● **TASK TO COMPLETE**: Your task is to copy each line that has the word "alimentaires".

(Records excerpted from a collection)
◇ ◇ ◇ ◇
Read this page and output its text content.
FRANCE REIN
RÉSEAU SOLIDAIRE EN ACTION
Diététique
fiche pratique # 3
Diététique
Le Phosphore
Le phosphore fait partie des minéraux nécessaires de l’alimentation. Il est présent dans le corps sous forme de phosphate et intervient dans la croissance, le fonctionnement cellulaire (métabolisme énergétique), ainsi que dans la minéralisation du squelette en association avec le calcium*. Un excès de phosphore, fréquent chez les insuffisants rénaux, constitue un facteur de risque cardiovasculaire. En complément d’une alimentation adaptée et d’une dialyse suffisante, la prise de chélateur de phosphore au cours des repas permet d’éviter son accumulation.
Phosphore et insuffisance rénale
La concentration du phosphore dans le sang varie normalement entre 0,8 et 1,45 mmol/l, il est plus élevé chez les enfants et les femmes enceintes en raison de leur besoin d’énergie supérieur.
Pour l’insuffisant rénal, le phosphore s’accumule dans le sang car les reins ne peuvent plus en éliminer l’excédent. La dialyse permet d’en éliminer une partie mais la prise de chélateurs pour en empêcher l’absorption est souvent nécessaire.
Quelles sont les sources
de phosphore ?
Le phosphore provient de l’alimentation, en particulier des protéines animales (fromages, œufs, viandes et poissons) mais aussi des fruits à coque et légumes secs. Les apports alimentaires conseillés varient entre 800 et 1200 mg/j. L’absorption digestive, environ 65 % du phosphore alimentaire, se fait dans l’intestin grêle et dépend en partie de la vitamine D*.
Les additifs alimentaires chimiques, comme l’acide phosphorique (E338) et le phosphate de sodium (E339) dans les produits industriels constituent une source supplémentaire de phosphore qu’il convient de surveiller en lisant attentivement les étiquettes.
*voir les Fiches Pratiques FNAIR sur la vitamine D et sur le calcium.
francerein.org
◇ ◇ ◇ ◇
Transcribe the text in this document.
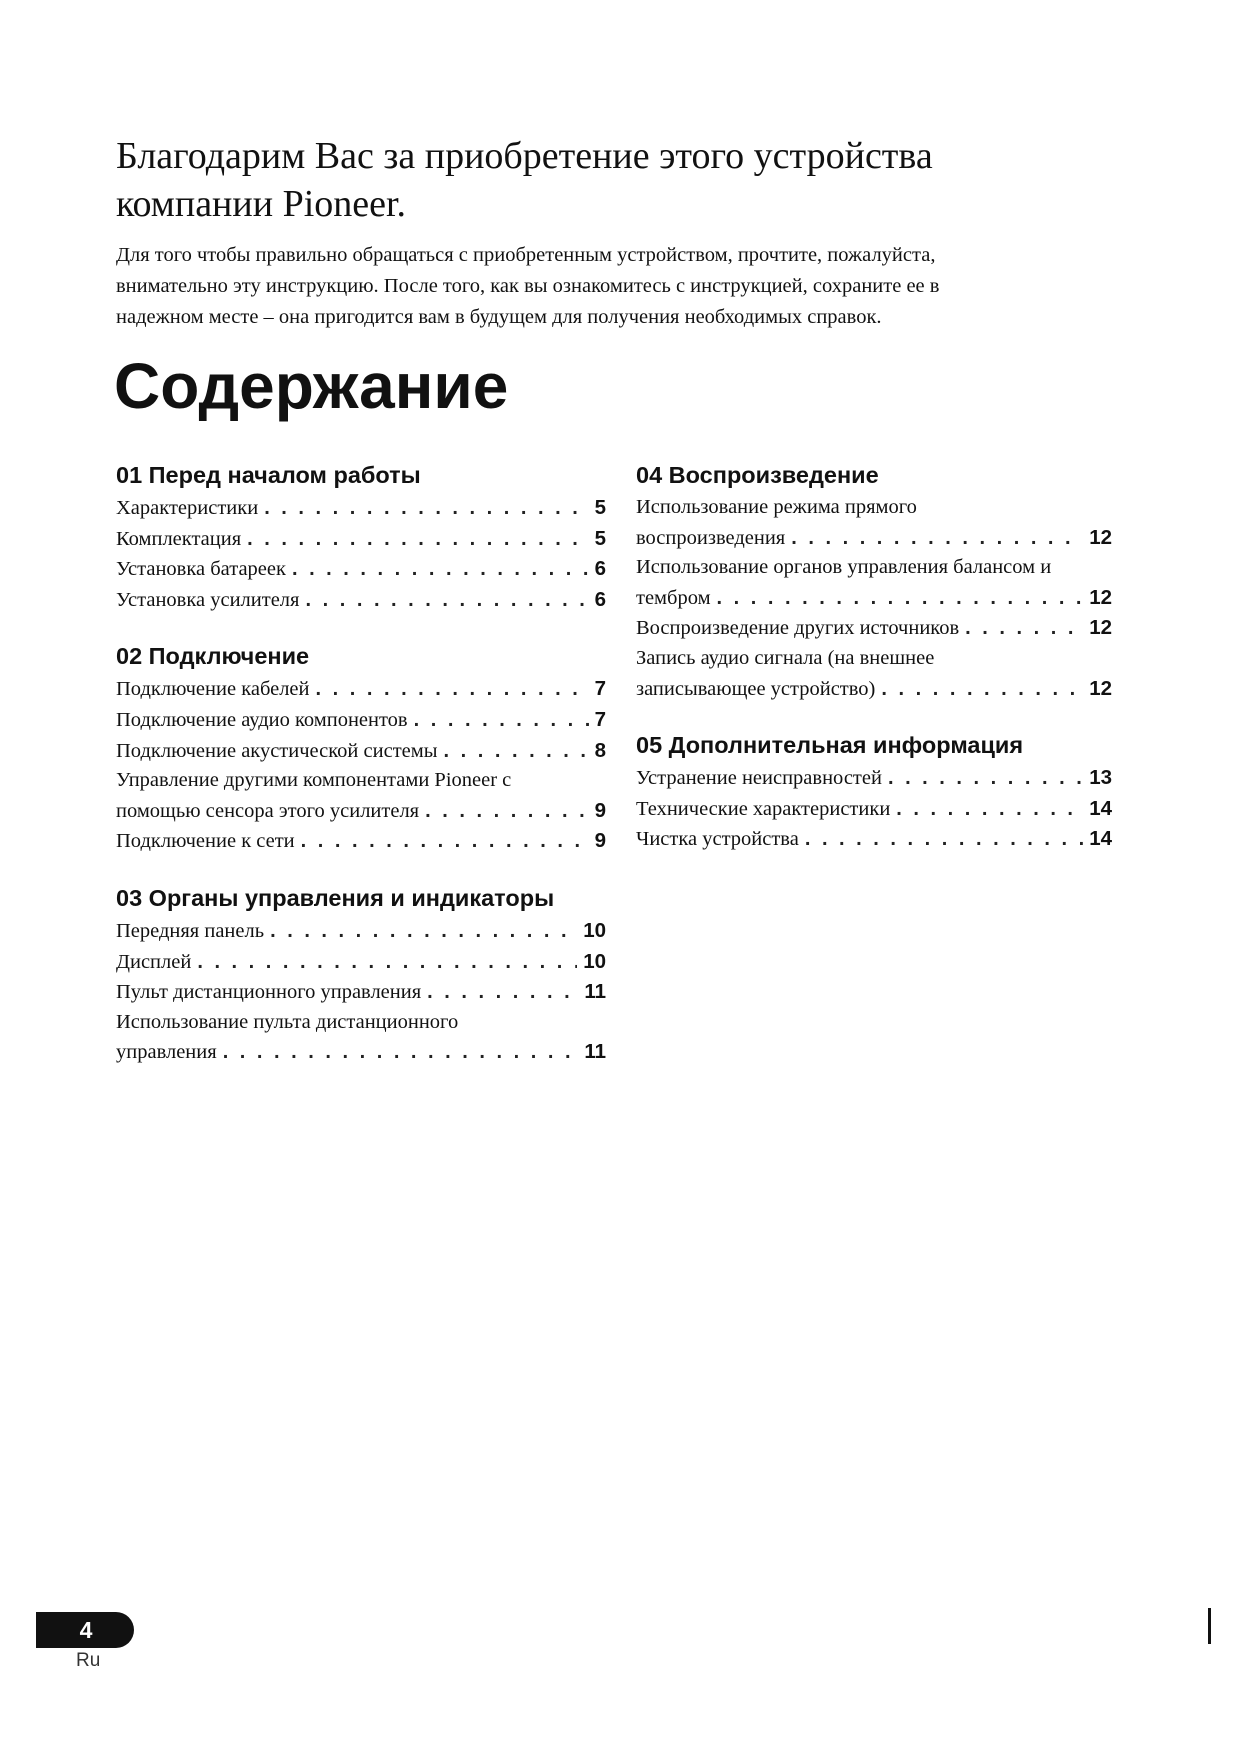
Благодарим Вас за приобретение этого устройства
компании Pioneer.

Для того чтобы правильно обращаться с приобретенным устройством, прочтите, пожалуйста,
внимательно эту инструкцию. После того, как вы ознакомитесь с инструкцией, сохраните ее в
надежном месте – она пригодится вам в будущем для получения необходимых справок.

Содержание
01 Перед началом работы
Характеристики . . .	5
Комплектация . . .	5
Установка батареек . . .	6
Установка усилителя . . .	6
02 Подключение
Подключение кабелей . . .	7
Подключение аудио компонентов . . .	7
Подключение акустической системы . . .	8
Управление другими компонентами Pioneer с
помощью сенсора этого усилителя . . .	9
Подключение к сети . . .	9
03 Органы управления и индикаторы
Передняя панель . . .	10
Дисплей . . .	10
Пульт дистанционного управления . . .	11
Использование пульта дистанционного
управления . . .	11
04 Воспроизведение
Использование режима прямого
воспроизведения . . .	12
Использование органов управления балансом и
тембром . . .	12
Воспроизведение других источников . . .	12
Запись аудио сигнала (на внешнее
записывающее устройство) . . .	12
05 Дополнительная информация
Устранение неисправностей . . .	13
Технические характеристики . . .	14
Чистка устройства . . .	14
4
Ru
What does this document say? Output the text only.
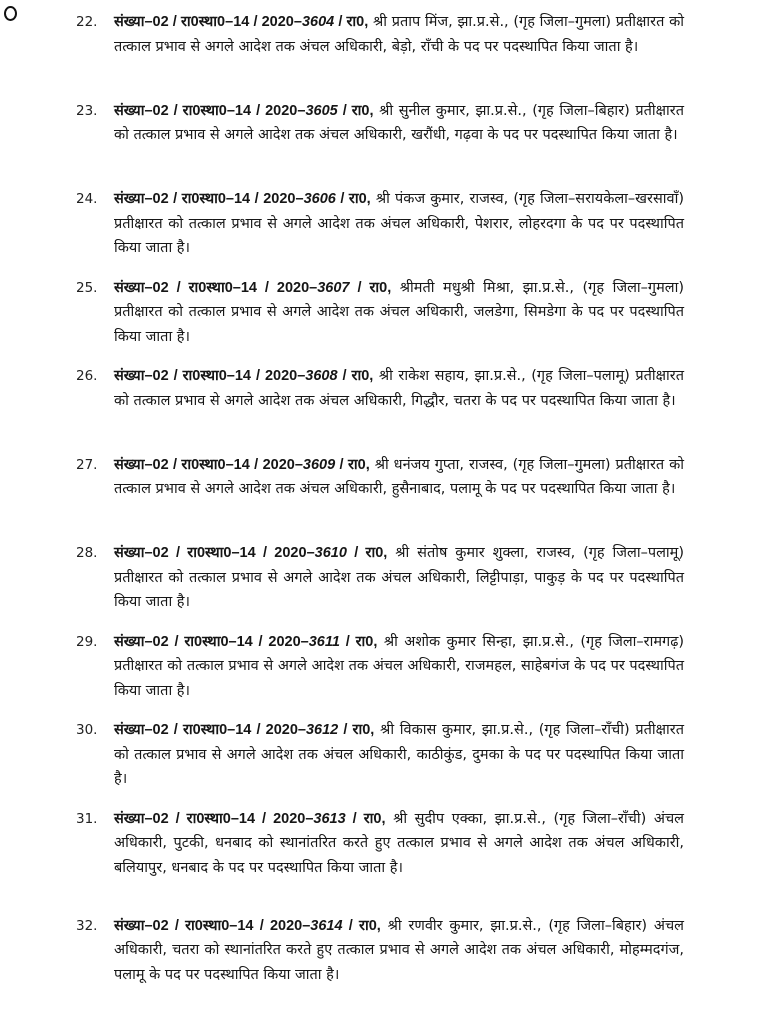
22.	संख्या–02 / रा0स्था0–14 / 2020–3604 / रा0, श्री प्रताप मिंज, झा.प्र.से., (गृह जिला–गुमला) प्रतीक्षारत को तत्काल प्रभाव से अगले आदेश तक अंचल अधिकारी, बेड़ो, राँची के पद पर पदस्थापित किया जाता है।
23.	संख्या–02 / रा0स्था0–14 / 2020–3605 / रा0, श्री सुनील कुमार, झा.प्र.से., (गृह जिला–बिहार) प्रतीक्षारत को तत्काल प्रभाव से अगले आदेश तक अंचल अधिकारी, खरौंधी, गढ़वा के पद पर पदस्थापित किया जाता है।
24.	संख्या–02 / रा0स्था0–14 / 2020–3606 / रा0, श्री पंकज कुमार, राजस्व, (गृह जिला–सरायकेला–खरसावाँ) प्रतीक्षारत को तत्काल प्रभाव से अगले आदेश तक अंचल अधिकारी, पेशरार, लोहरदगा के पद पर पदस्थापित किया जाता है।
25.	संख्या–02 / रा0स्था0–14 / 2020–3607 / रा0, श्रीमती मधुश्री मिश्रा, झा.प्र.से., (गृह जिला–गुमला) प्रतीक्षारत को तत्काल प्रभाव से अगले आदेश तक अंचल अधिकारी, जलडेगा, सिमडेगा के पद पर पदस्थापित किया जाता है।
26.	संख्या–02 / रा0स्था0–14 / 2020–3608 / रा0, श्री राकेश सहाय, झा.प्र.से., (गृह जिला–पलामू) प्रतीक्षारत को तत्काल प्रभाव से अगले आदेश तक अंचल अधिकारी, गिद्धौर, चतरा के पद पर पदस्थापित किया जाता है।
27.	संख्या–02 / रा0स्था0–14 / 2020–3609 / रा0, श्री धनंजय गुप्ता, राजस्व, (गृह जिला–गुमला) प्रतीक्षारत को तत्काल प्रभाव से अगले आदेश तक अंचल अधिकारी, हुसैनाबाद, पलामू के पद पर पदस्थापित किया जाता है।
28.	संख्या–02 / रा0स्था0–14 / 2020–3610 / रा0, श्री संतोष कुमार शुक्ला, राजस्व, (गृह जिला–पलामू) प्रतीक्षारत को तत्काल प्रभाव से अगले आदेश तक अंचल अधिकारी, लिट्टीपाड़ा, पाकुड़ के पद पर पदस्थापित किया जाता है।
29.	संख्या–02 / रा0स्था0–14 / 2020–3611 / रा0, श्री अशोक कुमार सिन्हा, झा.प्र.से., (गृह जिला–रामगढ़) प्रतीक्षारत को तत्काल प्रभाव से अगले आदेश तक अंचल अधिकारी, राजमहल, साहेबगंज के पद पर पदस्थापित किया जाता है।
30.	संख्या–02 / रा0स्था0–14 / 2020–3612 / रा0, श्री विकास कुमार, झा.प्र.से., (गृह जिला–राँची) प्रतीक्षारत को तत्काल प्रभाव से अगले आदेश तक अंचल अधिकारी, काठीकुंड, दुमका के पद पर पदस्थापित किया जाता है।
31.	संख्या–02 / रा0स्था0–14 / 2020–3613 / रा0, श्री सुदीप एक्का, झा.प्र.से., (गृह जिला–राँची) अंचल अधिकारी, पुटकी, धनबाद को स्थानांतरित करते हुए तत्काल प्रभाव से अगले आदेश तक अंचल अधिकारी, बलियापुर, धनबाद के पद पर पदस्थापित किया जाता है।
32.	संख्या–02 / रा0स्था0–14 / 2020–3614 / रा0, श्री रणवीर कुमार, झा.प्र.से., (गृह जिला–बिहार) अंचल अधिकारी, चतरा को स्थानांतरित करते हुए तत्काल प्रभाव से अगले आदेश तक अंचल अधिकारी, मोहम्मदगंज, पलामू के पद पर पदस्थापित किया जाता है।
◇ ◇ ◇ ◇
● **SOLUTION TO THIS EXERCISE**:
Le phosphore provient de l’alimentation, en particulier des protéines animales (fromages, œufs, viandes et poissons) mais aussi des fruits à coque et légumes secs. Les apports alimentaires conseillés varient entre 800 et 1200 mg/j. L’absorption digestive, environ 65 % du phosphore alimentaire, se fait dans l’intestin grêle et dépend en partie de la vitamine D*.
Les additifs alimentaires chimiques, comme l’acide phosphorique (E338) et le phosphate de sodium (E339) dans les produits industriels constituent une source supplémentaire de phosphore qu’il convient de surveiller en lisant attentivement les étiquettes.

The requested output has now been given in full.